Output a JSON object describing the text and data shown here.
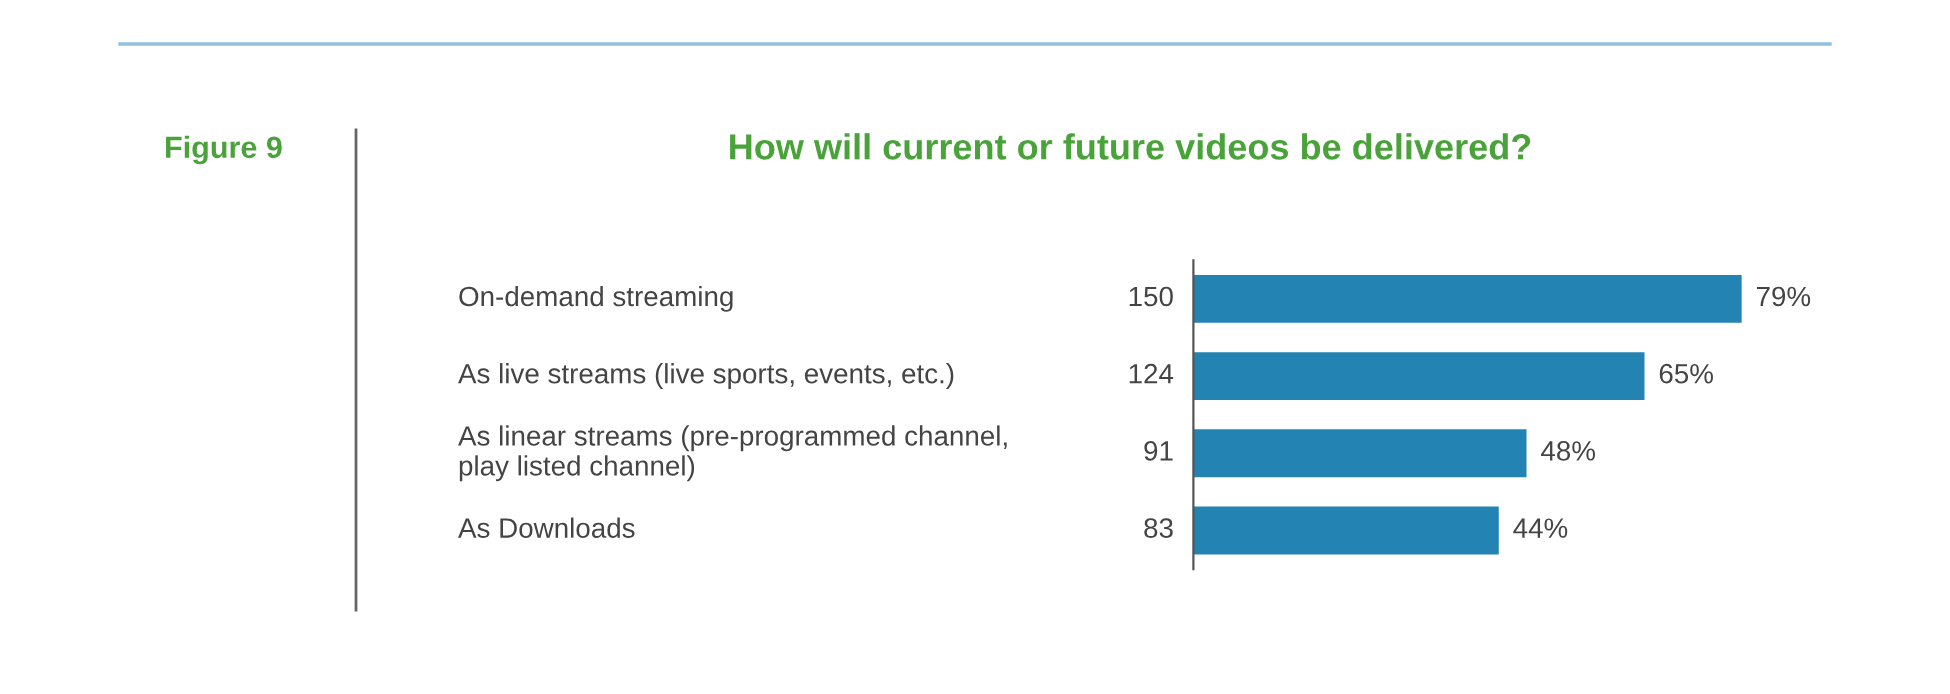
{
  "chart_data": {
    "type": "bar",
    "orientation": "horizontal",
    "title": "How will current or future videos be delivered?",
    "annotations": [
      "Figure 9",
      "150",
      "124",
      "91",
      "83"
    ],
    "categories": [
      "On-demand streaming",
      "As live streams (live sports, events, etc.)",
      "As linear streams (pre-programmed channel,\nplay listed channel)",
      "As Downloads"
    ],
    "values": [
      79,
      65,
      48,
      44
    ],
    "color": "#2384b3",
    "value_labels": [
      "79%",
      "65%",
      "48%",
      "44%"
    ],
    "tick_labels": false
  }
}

§ §

In the lines above, locate the string "streams". Copy every line where it occurs.

Solved problem:
      "As live streams (live sports, events, etc.)",
      "As linear streams (pre-programmed channel,\nplay listed channel)",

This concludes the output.